WRITTEN REQUEST
Present every line of the data below as a Markdown table with the columns "Row" and "Line," numbering the rows and skipping any blank lines. Leave the pictures out.
>> BEGIN LISTED ENTRIES
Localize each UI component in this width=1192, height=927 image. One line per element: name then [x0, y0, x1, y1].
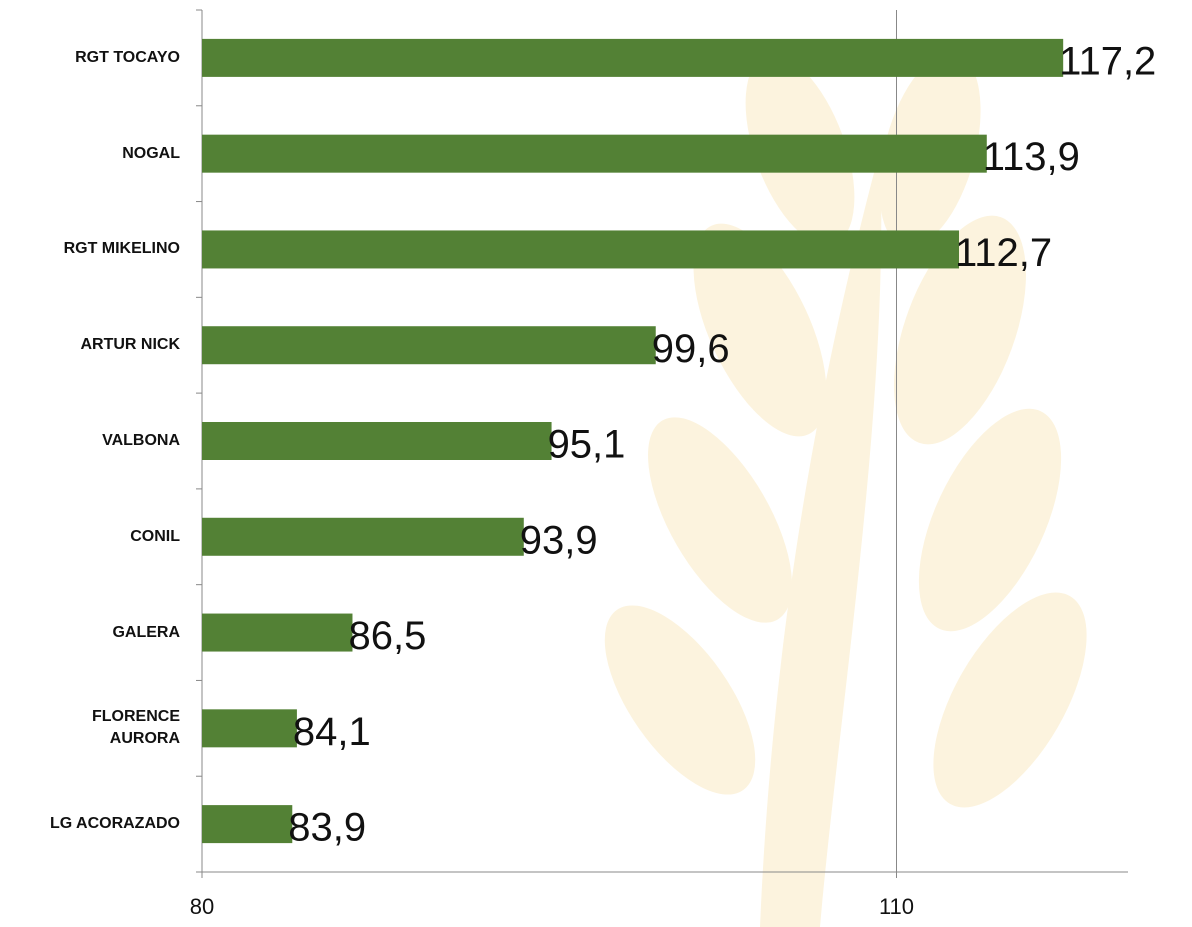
value-label: 113,9 — [983, 135, 1080, 179]
bar — [202, 517, 524, 556]
background-wheat — [604, 52, 1087, 927]
y-tick-label: NOGAL — [122, 144, 180, 162]
y-tick-label: LG ACORAZADO — [49, 815, 180, 833]
value-label: 95,1 — [548, 423, 626, 467]
bar — [202, 230, 960, 269]
value-label: 112,7 — [955, 231, 1052, 275]
x-tick-label: 80 — [190, 894, 214, 919]
x-tick-label: 110 — [879, 894, 914, 919]
y-tick-label: FLORENCE AURORA — [92, 708, 180, 748]
bar — [202, 134, 987, 173]
value-label: 99,6 — [652, 327, 730, 371]
value-label: 83,9 — [288, 806, 366, 850]
bar — [202, 805, 293, 844]
value-label: 86,5 — [348, 614, 426, 658]
bar — [202, 613, 353, 652]
bar — [202, 709, 297, 748]
y-tick-label: RGT MIKELINO — [63, 240, 180, 258]
y-tick-label: RGT TOCAYO — [75, 48, 180, 66]
bar — [202, 326, 656, 365]
value-label: 84,1 — [293, 710, 371, 754]
y-tick-label: ARTUR NICK — [80, 336, 180, 354]
y-tick-label: VALBONA — [102, 432, 180, 449]
bar — [202, 38, 1064, 77]
value-label: 93,9 — [520, 518, 598, 562]
value-label: 117,2 — [1059, 39, 1156, 83]
y-tick-label: GALERA — [112, 623, 180, 641]
bar — [202, 422, 552, 460]
y-tick-label: CONIL — [130, 527, 180, 545]
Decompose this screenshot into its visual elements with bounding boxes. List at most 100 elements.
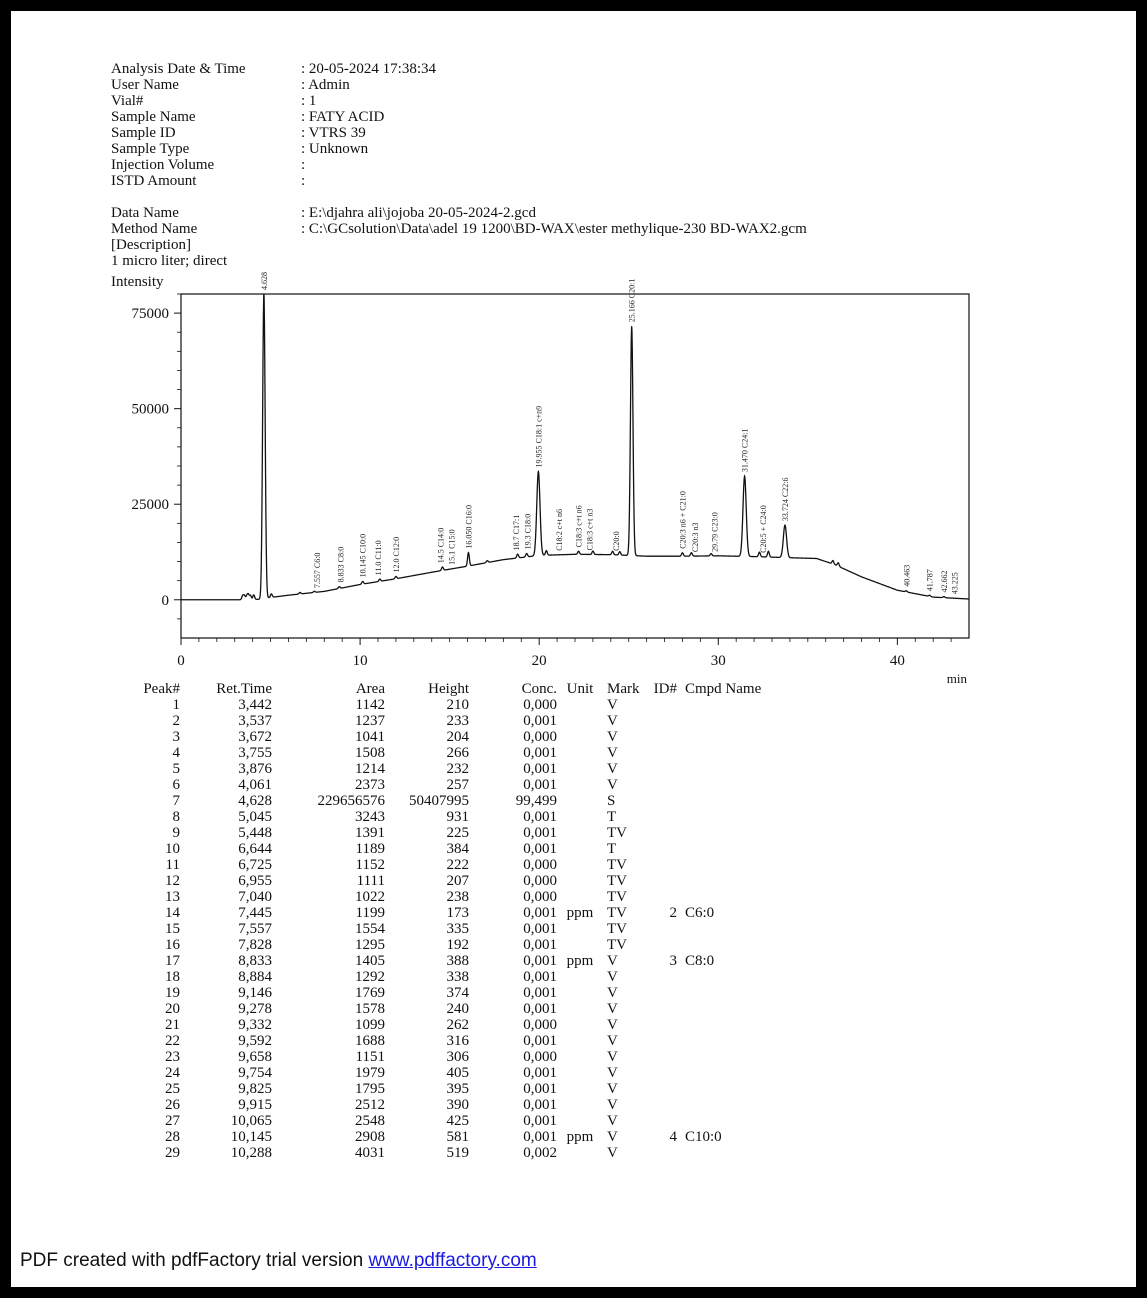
peak-label: C18:3 c+t n3: [585, 509, 594, 551]
table-cell: 5,448: [238, 825, 272, 841]
table-cell: [641, 777, 677, 793]
table-cell: 7,445: [238, 905, 272, 921]
table-cell: [641, 1033, 677, 1049]
table-cell: [677, 1081, 795, 1097]
field-label: Sample Name: [111, 109, 196, 125]
table-cell: [557, 825, 603, 841]
table-cell: 0,000: [523, 889, 557, 905]
table-cell: 1405: [355, 953, 385, 969]
table-cell: 1391: [355, 825, 385, 841]
table-cell: V: [607, 953, 618, 969]
header-field: Injection Volume:: [111, 157, 305, 173]
field-label: Data Name: [111, 205, 179, 221]
column-header: Ret.Time: [216, 680, 272, 697]
peak-label: 7.557 C6:0: [313, 553, 322, 589]
chromatogram-chart: 75000 50000 25000 0 0 10 20 30 40 min 4.628 7.557 C…: [132, 272, 970, 686]
table-cell: 26: [165, 1097, 180, 1113]
table-cell: [557, 985, 603, 1001]
field-label: Sample ID: [111, 125, 176, 141]
table-cell: [557, 1113, 603, 1129]
table-cell: 225: [446, 825, 470, 841]
table-cell: V: [607, 1017, 618, 1033]
table-cell: 3: [669, 953, 678, 969]
peak-label: 12.0 C12:0: [392, 537, 401, 573]
table-cell: [641, 697, 677, 713]
table-cell: V: [607, 713, 618, 729]
field-value: : Admin: [301, 77, 350, 93]
table-cell: 0,001: [523, 1113, 557, 1129]
table-cell: 581: [446, 1129, 470, 1145]
table-cell: [677, 1001, 795, 1017]
table-row: 12 6,955 1111 207 0,000 TV: [108, 873, 795, 889]
table-cell: [641, 937, 677, 953]
table-cell: 1152: [355, 857, 385, 873]
field-value: :: [301, 157, 306, 173]
table-cell: [557, 809, 603, 825]
pdffactory-link[interactable]: www.pdffactory.com: [368, 1250, 537, 1271]
table-cell: [677, 1097, 795, 1113]
table-cell: 23: [165, 1049, 180, 1065]
table-cell: 7,828: [238, 937, 272, 953]
table-cell: 9,146: [238, 985, 272, 1001]
peak-label: 25.166 C20:1: [628, 279, 637, 323]
table-cell: TV: [607, 857, 627, 873]
table-row: 16 7,828 1295 192 0,001 TV: [108, 937, 795, 953]
table-cell: 21: [165, 1017, 180, 1033]
table-cell: 9,915: [238, 1097, 272, 1113]
table-cell: 10,145: [230, 1129, 272, 1145]
column-header: Mark: [607, 680, 640, 697]
table-cell: V: [607, 1113, 618, 1129]
table-cell: 3: [172, 729, 181, 745]
table-cell: V: [607, 777, 618, 793]
table-cell: 0,001: [523, 777, 557, 793]
table-cell: 1151: [355, 1049, 385, 1065]
table-cell: 335: [446, 921, 470, 937]
table-cell: [677, 1049, 795, 1065]
table-cell: T: [607, 841, 617, 857]
table-cell: ppm: [566, 953, 594, 969]
peak-label: C20:0: [612, 531, 621, 551]
table-cell: 0,001: [523, 745, 557, 761]
table-cell: 0,001: [523, 713, 557, 729]
table-cell: 1769: [355, 985, 385, 1001]
table-cell: 8: [172, 809, 181, 825]
peak-label: 42.662: [940, 571, 949, 593]
table-cell: ppm: [566, 905, 594, 921]
peak-label: C18:2 c+t n6: [555, 509, 564, 551]
table-cell: 17: [165, 953, 180, 969]
table-cell: 3,876: [238, 761, 272, 777]
column-header: Unit: [566, 680, 594, 697]
table-cell: 7,040: [238, 889, 272, 905]
table-cell: 1111: [356, 873, 385, 889]
table-cell: [557, 1097, 603, 1113]
table-cell: 0,001: [523, 761, 557, 777]
table-cell: 10: [165, 841, 180, 857]
table-cell: [641, 969, 677, 985]
table-cell: [641, 921, 677, 937]
peak-label: C18:3 c+t n6: [575, 505, 584, 547]
table-cell: V: [607, 697, 618, 713]
table-cell: [677, 1065, 795, 1081]
table-cell: T: [607, 809, 617, 825]
table-row: 13 7,040 1022 238 0,000 TV: [108, 889, 795, 905]
table-cell: 50407995: [409, 793, 469, 809]
peak-label: 18.7 C17:1: [512, 515, 521, 551]
table-cell: 384: [446, 841, 470, 857]
field-value: : FATY ACID: [301, 109, 385, 125]
table-cell: [677, 713, 795, 729]
y-tick-label: 0: [162, 593, 170, 609]
table-cell: [677, 921, 795, 937]
table-cell: [557, 1081, 603, 1097]
table-cell: 1022: [355, 889, 385, 905]
table-cell: 1979: [355, 1065, 385, 1081]
table-cell: [557, 697, 603, 713]
table-cell: 1795: [355, 1081, 385, 1097]
table-cell: 2: [669, 905, 678, 921]
peak-label: C20:3 n3: [691, 523, 700, 553]
footer-text: PDF created with pdfFactory trial versio…: [20, 1250, 369, 1271]
table-cell: [557, 1065, 603, 1081]
table-cell: 262: [446, 1017, 470, 1033]
table-cell: 27: [165, 1113, 180, 1129]
table-cell: 1214: [355, 761, 385, 777]
table-cell: [641, 713, 677, 729]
>> END LISTED ENTRIES
EXERCISE OUTPUT
| Row | Line |
|---|---|
| 1 | Localize each UI component in this width=1192, height=927 image. One line per element: name then [x0, y0, x1, y1]. |
| 2 | value-label: 113,9 — [983, 135, 1080, 179] |
| 3 | bar — [202, 517, 524, 556] |
| 4 | background-wheat — [604, 52, 1087, 927] |
| 5 | y-tick-label: NOGAL — [122, 144, 180, 162] |
| 6 | y-tick-label: LG ACORAZADO — [49, 815, 180, 833] |
| 7 | value-label: 95,1 — [548, 423, 626, 467] |
| 8 | bar — [202, 230, 960, 269] |
| 9 | value-label: 112,7 — [955, 231, 1052, 275] |
| 10 | x-tick-label: 80 — [190, 894, 214, 919] |
| 11 | x-tick-label: 110 — [879, 894, 914, 919] |
| 12 | y-tick-label: FLORENCE AURORA — [92, 708, 180, 748] |
| 13 | bar — [202, 134, 987, 173] |
| 14 | value-label: 99,6 — [652, 327, 730, 371] |
| 15 | value-label: 83,9 — [288, 806, 366, 850] |
| 16 | bar — [202, 805, 293, 844] |
| 17 | value-label: 86,5 — [348, 614, 426, 658] |
| 18 | bar — [202, 613, 353, 652] |
| 19 | bar — [202, 709, 297, 748] |
| 20 | y-tick-label: RGT MIKELINO — [63, 240, 180, 258] |
| 21 | y-tick-label: RGT TOCAYO — [75, 48, 180, 66] |
| 22 | bar — [202, 326, 656, 365] |
| 23 | value-label: 84,1 — [293, 710, 371, 754] |
| 24 | y-tick-label: ARTUR NICK — [80, 336, 180, 354] |
| 25 | y-tick-label: VALBONA — [102, 432, 180, 449] |
| 26 | bar — [202, 38, 1064, 77] |
| 27 | value-label: 93,9 — [520, 518, 598, 562] |
| 28 | value-label: 117,2 — [1059, 39, 1156, 83] |
| 29 | y-tick-label: GALERA — [112, 623, 180, 641] |
| 30 | bar — [202, 422, 552, 460] |
| 31 | y-tick-label: CONIL — [130, 527, 180, 545] |
| 32 | Decompose this screenshot into its visual elements with bounding boxes. List at most 100 elements. |
| 33 | peak-label: C18:3 c+t n3: [585, 509, 594, 551] |
| 34 | table-cell: 5,448: [238, 825, 272, 841] |
| 35 | table-cell: [641, 777, 677, 793] |
| 36 | table-cell: 7,445: [238, 905, 272, 921] |
| 37 | table-cell: [641, 1033, 677, 1049] |
| 38 | table-cell: [677, 1081, 795, 1097] |
| 39 | field-label: Sample Name: [111, 109, 196, 125] |
| 40 | table-cell: [557, 825, 603, 841] |
| 41 | table-cell: 0,000: [523, 889, 557, 905] |
| 42 | table-cell: 1405: [355, 953, 385, 969] |
| 43 | table-cell: 1391: [355, 825, 385, 841] |
| 44 | table-cell: V: [607, 953, 618, 969] |
| 45 | header-field: Injection Volume:: [111, 157, 305, 173] |
| 46 | field-label: Data Name: [111, 205, 179, 221] |
| 47 | column-header: Ret.Time: [216, 680, 272, 697] |
| 48 | peak-label: 7.557 C6:0: [313, 553, 322, 589] |
| 49 | chromatogram-chart: 75000 50000 25000 0 0 10 20 30 40 min 4.628 7.557 C…: [132, 272, 970, 686] |
| 50 | table-cell: 26: [165, 1097, 180, 1113] |
| 51 | table-cell: [557, 985, 603, 1001] |
| 52 | field-label: Sample ID: [111, 125, 176, 141] |
| 53 | table-cell: [557, 1113, 603, 1129] |
| 54 | table-cell: 225: [446, 825, 470, 841] |
| 55 | table-cell: V: [607, 1017, 618, 1033] |
| 56 | table-cell: 3: [669, 953, 678, 969] |
| 57 | peak-label: 12.0 C12:0: [392, 537, 401, 573] |
| 58 | table-cell: [641, 697, 677, 713] |
| 59 | table-cell: V: [607, 713, 618, 729] |
| 60 | field-value: : Admin: [301, 77, 350, 93] |
| 61 | table-cell: 0,001: [523, 1113, 557, 1129] |
| 62 | table-cell: 581: [446, 1129, 470, 1145] |
| 63 | table-cell: [677, 1001, 795, 1017] |
| 64 | table-row: 12 6,955 1111 207 0,000 TV: [108, 873, 795, 889] |
| 65 | table-cell: [641, 937, 677, 953] |
| 66 | table-cell: 1152: [355, 857, 385, 873] |
| 67 | field-value: :: [301, 157, 306, 173] |
| 68 | table-cell: [557, 809, 603, 825] |
| 69 | pdffactory-link[interactable]: www.pdffactory.com: [368, 1250, 537, 1271] |
| 70 | table-cell: [677, 1097, 795, 1113] |
| 71 | table-cell: 23: [165, 1049, 180, 1065] |
| 72 | table-cell: 7,828: [238, 937, 272, 953] |
| 73 | table-cell: 9,146: [238, 985, 272, 1001] |
| 74 | peak-label: 25.166 C20:1: [628, 279, 637, 323] |
| 75 | table-cell: TV: [607, 857, 627, 873] |
| 76 | table-row: 16 7,828 1295 192 0,001 TV: [108, 937, 795, 953] |
| 77 | table-cell: 21: [165, 1017, 180, 1033] |
| 78 | table-cell: 9,915: [238, 1097, 272, 1113] |
| 79 | table-cell: 10,145: [230, 1129, 272, 1145] |
| 80 | column-header: Mark: [607, 680, 640, 697] |
| 81 | table-cell: V: [607, 1113, 618, 1129] |
| 82 | table-cell: 3: [172, 729, 181, 745] |
| 83 | table-cell: V: [607, 777, 618, 793] |
| 84 | table-cell: 0,001: [523, 777, 557, 793] |
| 85 | table-cell: 1151: [355, 1049, 385, 1065] |
| 86 | table-cell: 335: [446, 921, 470, 937] |
| 87 | table-cell: [677, 1049, 795, 1065] |
| 88 | table-cell: T: [607, 841, 617, 857] |
| 89 | table-cell: ppm: [566, 953, 594, 969] |
| 90 | peak-label: C20:0: [612, 531, 621, 551] |
| 91 | table-cell: 0,001: [523, 745, 557, 761] |
| 92 | table-cell: 0,001: [523, 713, 557, 729] |
| 93 | table-cell: 1769: [355, 985, 385, 1001] |
| 94 | table-cell: 8: [172, 809, 181, 825] |
| 95 | peak-label: 42.662: [940, 571, 949, 593] |
| 96 | table-cell: ppm: [566, 905, 594, 921] |
| 97 | peak-label: C18:2 c+t n6: [555, 509, 564, 551] |
| 98 | table-cell: 17: [165, 953, 180, 969] |
| 99 | table-cell: 3,876: [238, 761, 272, 777] |
| 100 | column-header: Unit: [566, 680, 594, 697] |
| 101 | table-cell: 7,040: [238, 889, 272, 905] |
| 102 | table-cell: 1111: [356, 873, 385, 889] |
| 103 | table-cell: [557, 1097, 603, 1113] |
| 104 | table-cell: 0,001: [523, 761, 557, 777] |
| 105 | table-cell: 10: [165, 841, 180, 857] |
| 106 | table-cell: [641, 969, 677, 985] |
| 107 | table-cell: [641, 921, 677, 937] |
| 108 | peak-label: C18:3 c+t n6: [575, 505, 584, 547] |
| 109 | table-cell: V: [607, 697, 618, 713] |
| 110 | table-cell: [677, 1065, 795, 1081] |
| 111 | table-cell: T: [607, 809, 617, 825] |
| 112 | table-row: 13 7,040 1022 238 0,000 TV: [108, 889, 795, 905] |
| 113 | table-cell: 50407995: [409, 793, 469, 809] |
| 114 | peak-label: 18.7 C17:1: [512, 515, 521, 551] |
| 115 | table-cell: 384: [446, 841, 470, 857] |
| 116 | field-value: : FATY ACID: [301, 109, 385, 125] |
| 117 | table-cell: [677, 713, 795, 729] |
| 118 | y-tick-label: 0: [162, 593, 170, 609] |
| 119 | table-cell: [677, 921, 795, 937] |
| 120 | table-cell: [557, 1081, 603, 1097] |
| 121 | table-cell: 1022: [355, 889, 385, 905] |
| 122 | table-cell: 1979: [355, 1065, 385, 1081] |
| 123 | table-cell: [557, 697, 603, 713] |
| 124 | table-cell: 1795: [355, 1081, 385, 1097] |
| 125 | table-cell: 2: [669, 905, 678, 921] |
| 126 | peak-label: C20:3 n3: [691, 523, 700, 553] |
| 127 | footer-text: PDF created with pdfFactory trial versio…: [20, 1250, 369, 1271] |
| 128 | table-cell: [557, 1065, 603, 1081] |
| 129 | table-cell: 262: [446, 1017, 470, 1033] |
| 130 | table-cell: 27: [165, 1113, 180, 1129] |
| 131 | table-cell: 1214: [355, 761, 385, 777] |
| 132 | table-cell: [641, 713, 677, 729] |